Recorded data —
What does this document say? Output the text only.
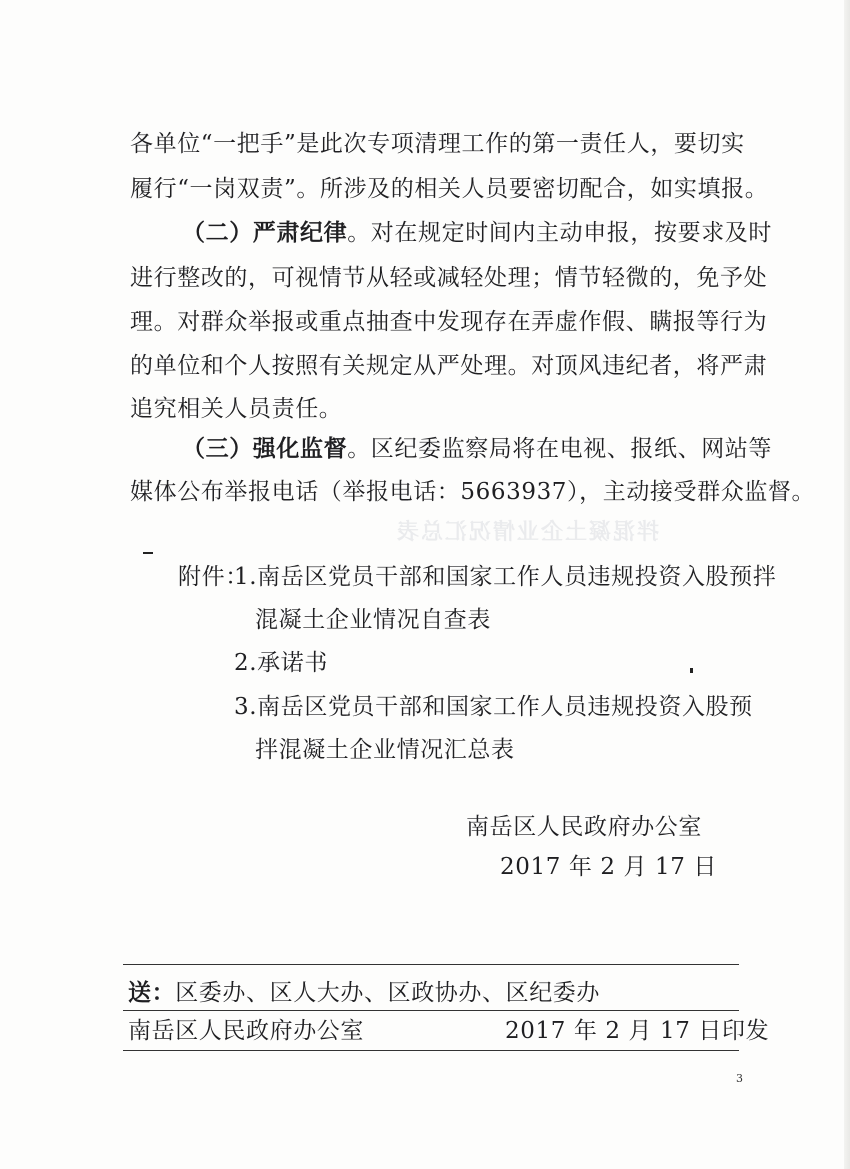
拌混凝土企业情况汇总表
各单位“一把手”是此次专项清理工作的第一责任人，要切实
履行“一岗双责”。所涉及的相关人员要密切配合，如实填报。
（二）严肃纪律。对在规定时间内主动申报，按要求及时
进行整改的，可视情节从轻或减轻处理；情节轻微的，免予处
理。对群众举报或重点抽查中发现存在弄虚作假、瞒报等行为
的单位和个人按照有关规定从严处理。对顶风违纪者，将严肃
追究相关人员责任。
（三）强化监督。区纪委监察局将在电视、报纸、网站等
媒体公布举报电话（举报电话：5663937），主动接受群众监督。
附件：
1.南岳区党员干部和国家工作人员违规投资入股预拌
混凝土企业情况自查表
2.承诺书
3.南岳区党员干部和国家工作人员违规投资入股预
拌混凝土企业情况汇总表
南岳区人民政府办公室
2017 年 2 月 17 日
送：区委办、区人大办、区政协办、区纪委办
南岳区人民政府办公室	2017 年 2 月 17 日印发
3
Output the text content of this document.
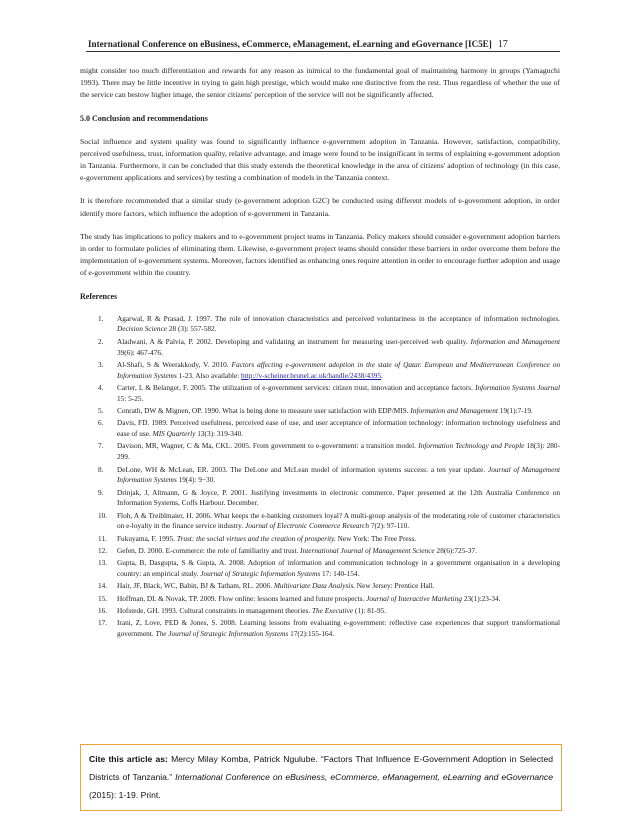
International Conference on eBusiness, eCommerce, eManagement, eLearning and eGovernance [IC5E] 17

might consider too much differentiation and rewards for any reason as inimical to the fundamental goal of maintaining harmony in groups (Yamaguchi 1993). There may be little incentive in trying to gain high prestige, which would make one distinctive from the rest. Thus regardless of whether the use of the service can bestow higher image, the senior citizens' perception of the service will not be significantly affected.

5.0 Conclusion and recommendations

Social influence and system quality was found to significantly influence e-government adoption in Tanzania. However, satisfaction, compatibility, perceived usefulness, trust, information quality, relative advantage, and image were found to be insignificant in terms of explaining e-government adoption in Tanzania. Furthermore, it can be concluded that this study extends the theoretical knowledge in the area of citizens' adoption of technology (in this case, e-government applications and services) by testing a combination of models in the Tanzania context.

It is therefore recommended that a similar study (e-government adoption G2C) be conducted using different models of e-government adoption, in order identify more factors, which influence the adoption of e-government in Tanzania.

The study has implications to policy makers and to e-government project teams in Tanzania. Policy makers should consider e-government adoption barriers in order to formulate policies of eliminating them. Likewise, e-government project teams should consider these barriers in order overcome them before the implementation of e-government systems. Moreover, factors identified as enhancing ones require attention in order to encourage further adoption and usage of e-government within the country.

References
1.	Agarwal, R & Prasad, J. 1997. The role of innovation characteristics and perceived voluntariness in the acceptance of information technologies. Decision Science 28 (3): 557-582.
2.	Aladwani, A & Palvia, P. 2002. Developing and validating an instrument for measuring user-perceived web quality. Information and Management 39(6): 467-476.
3.	Al-Shafi, S & Weerakkody, V. 2010. Factors affecting e-government adoption in the state of Qatar. European and Mediterranean Conference on Information Systems 1-23. Also available: http://v-scheiner.brunel.ac.uk/handle/2438/4395.
4.	Carter, L & Belanger, F. 2005. The utilization of e-government services: citizen trust, innovation and acceptance factors. Information Systems Journal 15: 5-25.
5.	Conrath, DW & Mignen, OP. 1990. What is being done to measure user satisfaction with EDP/MIS. Information and Management 19(1):7-19.
6.	Davis, FD. 1989. Perceived usefulness, perceived ease of use, and user acceptance of information technology: information technology usefulness and ease of use. MIS Quarterly 13(3): 319-340.
7.	Davison, MR, Wagner, C & Ma, CKL. 2005. From government to e-government: a transition model. Information Technology and People 18(3): 280-299.
8.	DeLone, WH & McLean, ER. 2003. The DeLone and McLean model of information systems success: a ten year update. Journal of Management Information Systems 19(4): 9−30.
9.	Drinjak, J, Altmann, G & Joyce, P. 2001. Justifying investments in electronic commerce. Paper presented at the 12th Australia Conference on Information Systems, Coffs Harbour. December.
10.	Floh, A & Treiblmaier, H. 2006. What keeps the e-banking customers loyal? A multi-group analysis of the moderating role of customer characteristics on e-loyalty in the finance service industry. Journal of Electronic Commerce Research 7(2): 97-110.
11.	Fukuyama, F. 1995. Trust: the social virtues and the creation of prosperity. New York: The Free Press.
12.	Gefen, D. 2000. E-commerce: the role of familiarity and trust. International Journal of Management Science 28(6):725-37.
13.	Gupta, B, Dasgupta, S & Gupta, A. 2008. Adoption of information and communication technology in a government organisation in a developing country: an empirical study. Journal of Strategic Information Systems 17: 140-154.
14.	Hair, JF, Black, WC, Babin, BJ & Tatham, RL. 2006. Multivariate Data Analysis. New Jersey: Prentice Hall.
15.	Hoffman, DL & Novak, TP. 2009. Flow online: lessons learned and future prospects. Journal of Interactive Marketing 23(1):23-34.
16.	Hofstede, GH. 1993. Cultural constraints in management theories. The Executive (1): 81-95.
17.	Irani, Z, Love, PED & Jones, S. 2008. Learning lessons from evaluating e-government: reflective case experiences that support transformational government. The Journal of Strategic Information Systems 17(2):155-164.
Cite this article as: Mercy Milay Komba, Patrick Ngulube. “Factors That Influence E-Government Adoption in Selected Districts of Tanzania.” International Conference on eBusiness, eCommerce, eManagement, eLearning and eGovernance (2015): 1-19. Print.
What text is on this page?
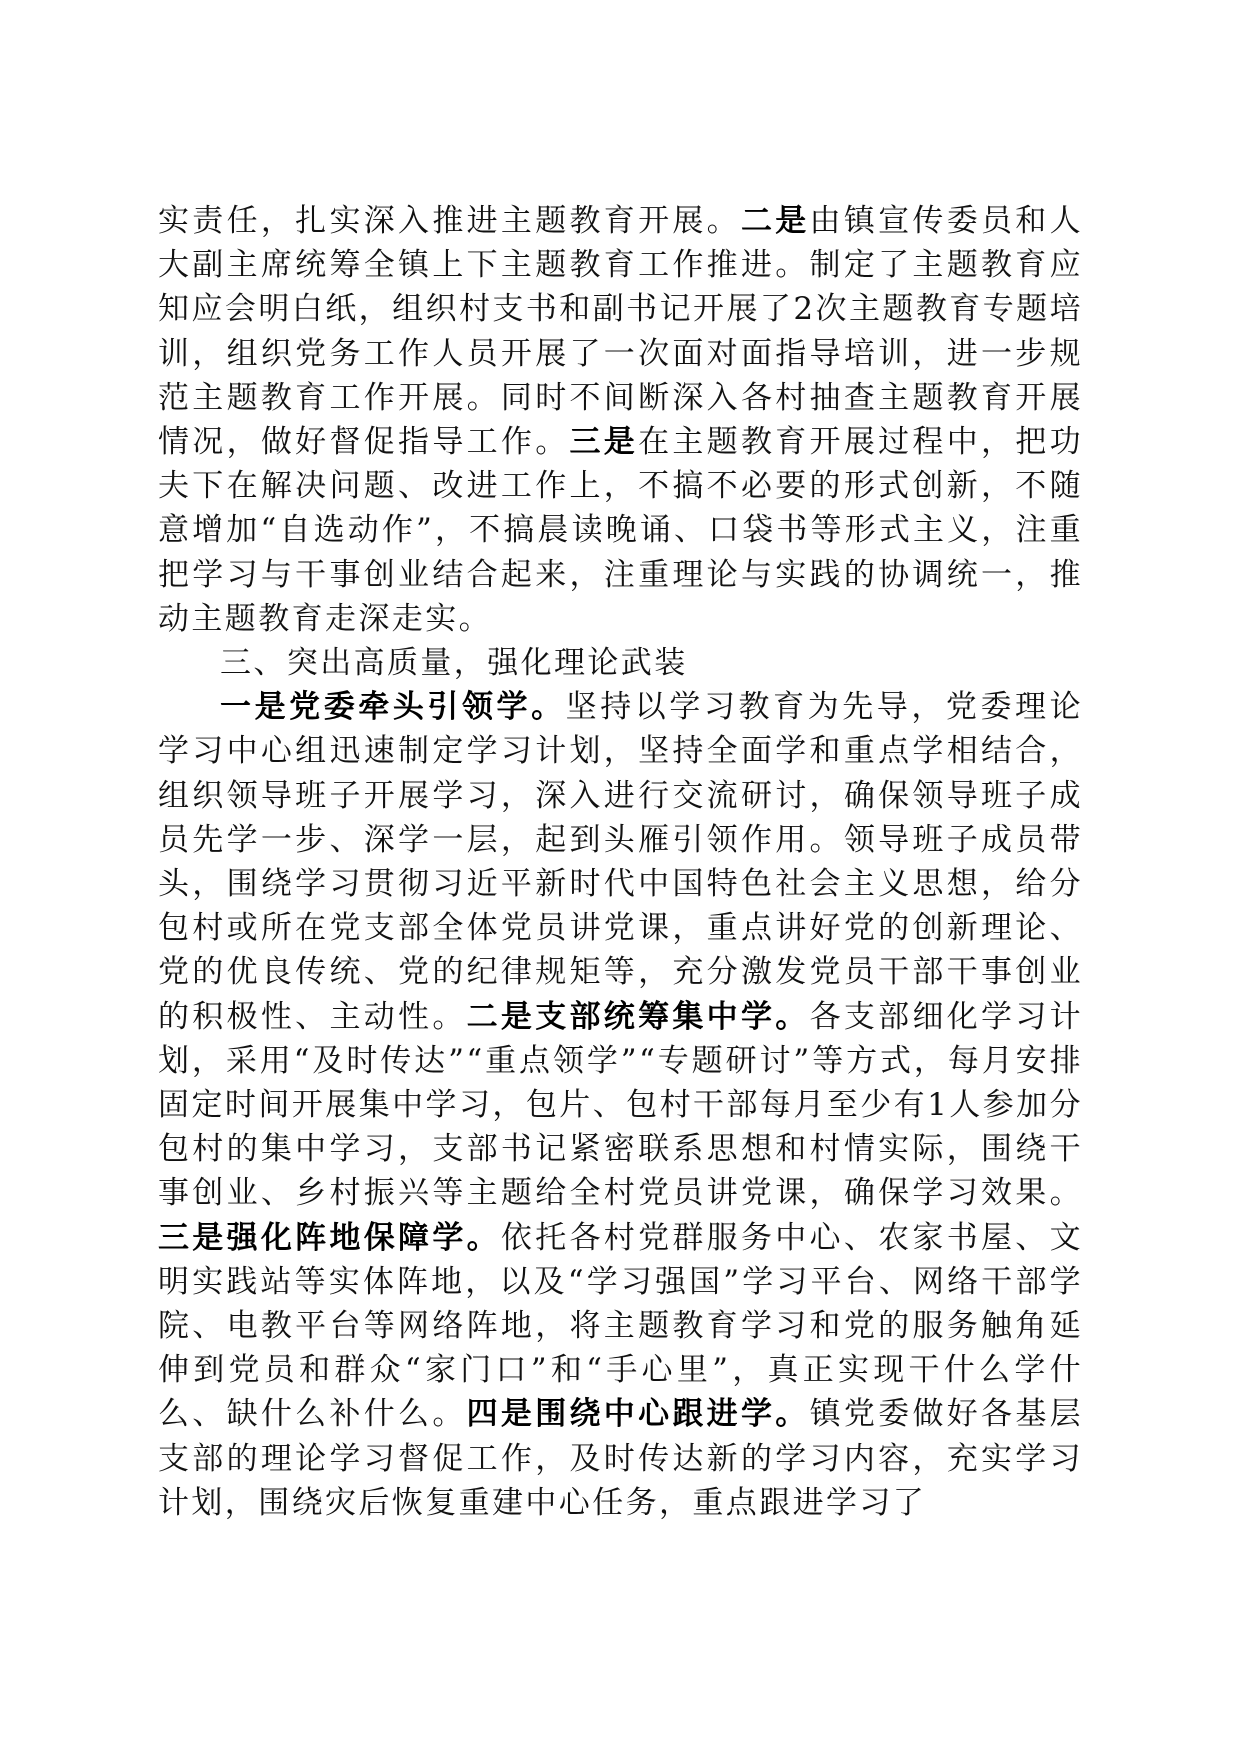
实责任，扎实深入推进主题教育开展。二是由镇宣传委员和人大副主席统筹全镇上下主题教育工作推进。制定了主题教育应知应会明白纸，组织村支书和副书记开展了2次主题教育专题培训，组织党务工作人员开展了一次面对面指导培训，进一步规范主题教育工作开展。同时不间断深入各村抽查主题教育开展情况，做好督促指导工作。三是在主题教育开展过程中，把功夫下在解决问题、改进工作上，不搞不必要的形式创新，不随意增加“自选动作”，不搞晨读晚诵、口袋书等形式主义，注重把学习与干事创业结合起来，注重理论与实践的协调统一，推动主题教育走深走实。

三、突出高质量，强化理论武装

一是党委牵头引领学。坚持以学习教育为先导，党委理论学习中心组迅速制定学习计划，坚持全面学和重点学相结合，组织领导班子开展学习，深入进行交流研讨，确保领导班子成员先学一步、深学一层，起到头雁引领作用。领导班子成员带头，围绕学习贯彻习近平新时代中国特色社会主义思想，给分包村或所在党支部全体党员讲党课，重点讲好党的创新理论、党的优良传统、党的纪律规矩等，充分激发党员干部干事创业的积极性、主动性。二是支部统筹集中学。各支部细化学习计划，采用“及时传达”“重点领学”“专题研讨”等方式，每月安排固定时间开展集中学习，包片、包村干部每月至少有1人参加分包村的集中学习，支部书记紧密联系思想和村情实际，围绕干事创业、乡村振兴等主题给全村党员讲党课，确保学习效果。三是强化阵地保障学。依托各村党群服务中心、农家书屋、文明实践站等实体阵地，以及“学习强国”学习平台、网络干部学院、电教平台等网络阵地，将主题教育学习和党的服务触角延伸到党员和群众“家门口”和“手心里”，真正实现干什么学什么、缺什么补什么。四是围绕中心跟进学。镇党委做好各基层支部的理论学习督促工作，及时传达新的学习内容，充实学习计划，围绕灾后恢复重建中心任务，重点跟进学习了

Exercise task —
Of all the lines in the entries, how many contain the word "International"? Give only the number.

Expected output —
3